• _Work to complete_:
Write out the material below again, unchanged.

• _Provided information_:

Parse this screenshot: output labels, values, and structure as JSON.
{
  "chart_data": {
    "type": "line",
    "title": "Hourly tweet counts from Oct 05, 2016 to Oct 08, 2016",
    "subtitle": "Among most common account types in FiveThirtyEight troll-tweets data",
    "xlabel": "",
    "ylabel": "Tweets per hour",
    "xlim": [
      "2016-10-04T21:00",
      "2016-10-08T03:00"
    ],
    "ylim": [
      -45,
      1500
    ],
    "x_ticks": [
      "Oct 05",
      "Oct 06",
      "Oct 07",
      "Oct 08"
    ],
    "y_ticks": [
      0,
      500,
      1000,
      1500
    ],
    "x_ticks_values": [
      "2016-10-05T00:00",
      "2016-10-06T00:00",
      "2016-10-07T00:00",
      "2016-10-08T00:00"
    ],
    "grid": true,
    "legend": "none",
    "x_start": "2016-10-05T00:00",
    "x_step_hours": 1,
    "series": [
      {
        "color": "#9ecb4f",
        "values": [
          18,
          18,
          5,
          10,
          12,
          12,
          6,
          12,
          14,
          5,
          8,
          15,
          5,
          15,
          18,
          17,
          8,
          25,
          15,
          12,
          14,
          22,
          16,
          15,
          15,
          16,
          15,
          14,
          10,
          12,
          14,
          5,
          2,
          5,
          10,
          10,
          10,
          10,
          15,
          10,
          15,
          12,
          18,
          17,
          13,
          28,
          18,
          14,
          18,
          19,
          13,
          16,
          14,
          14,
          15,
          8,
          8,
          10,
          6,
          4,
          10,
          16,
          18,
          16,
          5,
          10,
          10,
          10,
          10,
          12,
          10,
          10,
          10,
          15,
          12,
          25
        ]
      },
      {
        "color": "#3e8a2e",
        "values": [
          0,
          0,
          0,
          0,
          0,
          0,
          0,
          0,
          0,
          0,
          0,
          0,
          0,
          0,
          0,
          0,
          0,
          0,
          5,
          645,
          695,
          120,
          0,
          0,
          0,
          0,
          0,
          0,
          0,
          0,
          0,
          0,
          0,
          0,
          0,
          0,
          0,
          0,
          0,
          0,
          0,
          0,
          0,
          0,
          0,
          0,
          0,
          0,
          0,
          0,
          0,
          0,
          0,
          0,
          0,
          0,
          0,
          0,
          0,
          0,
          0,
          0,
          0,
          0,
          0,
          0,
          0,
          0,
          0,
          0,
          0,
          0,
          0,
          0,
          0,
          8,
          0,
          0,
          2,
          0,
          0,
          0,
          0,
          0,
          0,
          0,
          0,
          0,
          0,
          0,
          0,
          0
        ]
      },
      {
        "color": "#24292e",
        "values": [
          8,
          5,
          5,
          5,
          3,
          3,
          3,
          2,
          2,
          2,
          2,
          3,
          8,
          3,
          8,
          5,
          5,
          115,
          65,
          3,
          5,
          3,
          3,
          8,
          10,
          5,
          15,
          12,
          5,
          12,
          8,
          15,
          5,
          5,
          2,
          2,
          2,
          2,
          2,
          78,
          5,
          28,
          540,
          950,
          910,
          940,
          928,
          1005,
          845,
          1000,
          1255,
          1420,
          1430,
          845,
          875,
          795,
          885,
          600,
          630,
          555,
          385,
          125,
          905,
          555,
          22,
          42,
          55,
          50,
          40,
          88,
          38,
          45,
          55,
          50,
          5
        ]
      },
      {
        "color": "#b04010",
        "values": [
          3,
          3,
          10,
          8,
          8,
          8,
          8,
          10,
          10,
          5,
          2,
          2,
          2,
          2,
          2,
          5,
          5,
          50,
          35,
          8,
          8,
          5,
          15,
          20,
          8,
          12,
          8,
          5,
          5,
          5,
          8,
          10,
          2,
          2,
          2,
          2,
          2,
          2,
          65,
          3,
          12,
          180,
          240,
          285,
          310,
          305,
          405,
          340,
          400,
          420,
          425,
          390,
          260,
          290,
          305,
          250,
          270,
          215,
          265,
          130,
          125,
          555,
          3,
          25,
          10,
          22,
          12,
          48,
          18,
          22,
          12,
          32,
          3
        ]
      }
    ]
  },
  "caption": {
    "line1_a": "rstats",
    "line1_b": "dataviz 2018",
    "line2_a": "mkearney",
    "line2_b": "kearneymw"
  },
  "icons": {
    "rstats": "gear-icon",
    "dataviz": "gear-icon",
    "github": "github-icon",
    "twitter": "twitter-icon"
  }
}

• _Response_:
Parse this screenshot: output labels, values, and structure as JSON.
{
  "chart_data": {
    "type": "line",
    "title": "Hourly tweet counts from Oct 05, 2016 to Oct 08, 2016",
    "subtitle": "Among most common account types in FiveThirtyEight troll-tweets data",
    "xlabel": "",
    "ylabel": "Tweets per hour",
    "xlim": [
      "2016-10-04T21:00",
      "2016-10-08T03:00"
    ],
    "ylim": [
      -45,
      1500
    ],
    "x_ticks": [
      "Oct 05",
      "Oct 06",
      "Oct 07",
      "Oct 08"
    ],
    "y_ticks": [
      0,
      500,
      1000,
      1500
    ],
    "x_ticks_values": [
      "2016-10-05T00:00",
      "2016-10-06T00:00",
      "2016-10-07T00:00",
      "2016-10-08T00:00"
    ],
    "grid": true,
    "legend": "none",
    "x_start": "2016-10-05T00:00",
    "x_step_hours": 1,
    "series": [
      {
        "color": "#9ecb4f",
        "values": [
          18,
          18,
          5,
          10,
          12,
          12,
          6,
          12,
          14,
          5,
          8,
          15,
          5,
          15,
          18,
          17,
          8,
          25,
          15,
          12,
          14,
          22,
          16,
          15,
          15,
          16,
          15,
          14,
          10,
          12,
          14,
          5,
          2,
          5,
          10,
          10,
          10,
          10,
          15,
          10,
          15,
          12,
          18,
          17,
          13,
          28,
          18,
          14,
          18,
          19,
          13,
          16,
          14,
          14,
          15,
          8,
          8,
          10,
          6,
          4,
          10,
          16,
          18,
          16,
          5,
          10,
          10,
          10,
          10,
          12,
          10,
          10,
          10,
          15,
          12,
          25
        ]
      },
      {
        "color": "#3e8a2e",
        "values": [
          0,
          0,
          0,
          0,
          0,
          0,
          0,
          0,
          0,
          0,
          0,
          0,
          0,
          0,
          0,
          0,
          0,
          0,
          5,
          645,
          695,
          120,
          0,
          0,
          0,
          0,
          0,
          0,
          0,
          0,
          0,
          0,
          0,
          0,
          0,
          0,
          0,
          0,
          0,
          0,
          0,
          0,
          0,
          0,
          0,
          0,
          0,
          0,
          0,
          0,
          0,
          0,
          0,
          0,
          0,
          0,
          0,
          0,
          0,
          0,
          0,
          0,
          0,
          0,
          0,
          0,
          0,
          0,
          0,
          0,
          0,
          0,
          0,
          0,
          0,
          8,
          0,
          0,
          2,
          0,
          0,
          0,
          0,
          0,
          0,
          0,
          0,
          0,
          0,
          0,
          0,
          0
        ]
      },
      {
        "color": "#24292e",
        "values": [
          8,
          5,
          5,
          5,
          3,
          3,
          3,
          2,
          2,
          2,
          2,
          3,
          8,
          3,
          8,
          5,
          5,
          115,
          65,
          3,
          5,
          3,
          3,
          8,
          10,
          5,
          15,
          12,
          5,
          12,
          8,
          15,
          5,
          5,
          2,
          2,
          2,
          2,
          2,
          78,
          5,
          28,
          540,
          950,
          910,
          940,
          928,
          1005,
          845,
          1000,
          1255,
          1420,
          1430,
          845,
          875,
          795,
          885,
          600,
          630,
          555,
          385,
          125,
          905,
          555,
          22,
          42,
          55,
          50,
          40,
          88,
          38,
          45,
          55,
          50,
          5
        ]
      },
      {
        "color": "#b04010",
        "values": [
          3,
          3,
          10,
          8,
          8,
          8,
          8,
          10,
          10,
          5,
          2,
          2,
          2,
          2,
          2,
          5,
          5,
          50,
          35,
          8,
          8,
          5,
          15,
          20,
          8,
          12,
          8,
          5,
          5,
          5,
          8,
          10,
          2,
          2,
          2,
          2,
          2,
          2,
          65,
          3,
          12,
          180,
          240,
          285,
          310,
          305,
          405,
          340,
          400,
          420,
          425,
          390,
          260,
          290,
          305,
          250,
          270,
          215,
          265,
          130,
          125,
          555,
          3,
          25,
          10,
          22,
          12,
          48,
          18,
          22,
          12,
          32,
          3
        ]
      }
    ]
  },
  "caption": {
    "line1_a": "rstats",
    "line1_b": "dataviz 2018",
    "line2_a": "mkearney",
    "line2_b": "kearneymw"
  },
  "icons": {
    "rstats": "gear-icon",
    "dataviz": "gear-icon",
    "github": "github-icon",
    "twitter": "twitter-icon"
  }
}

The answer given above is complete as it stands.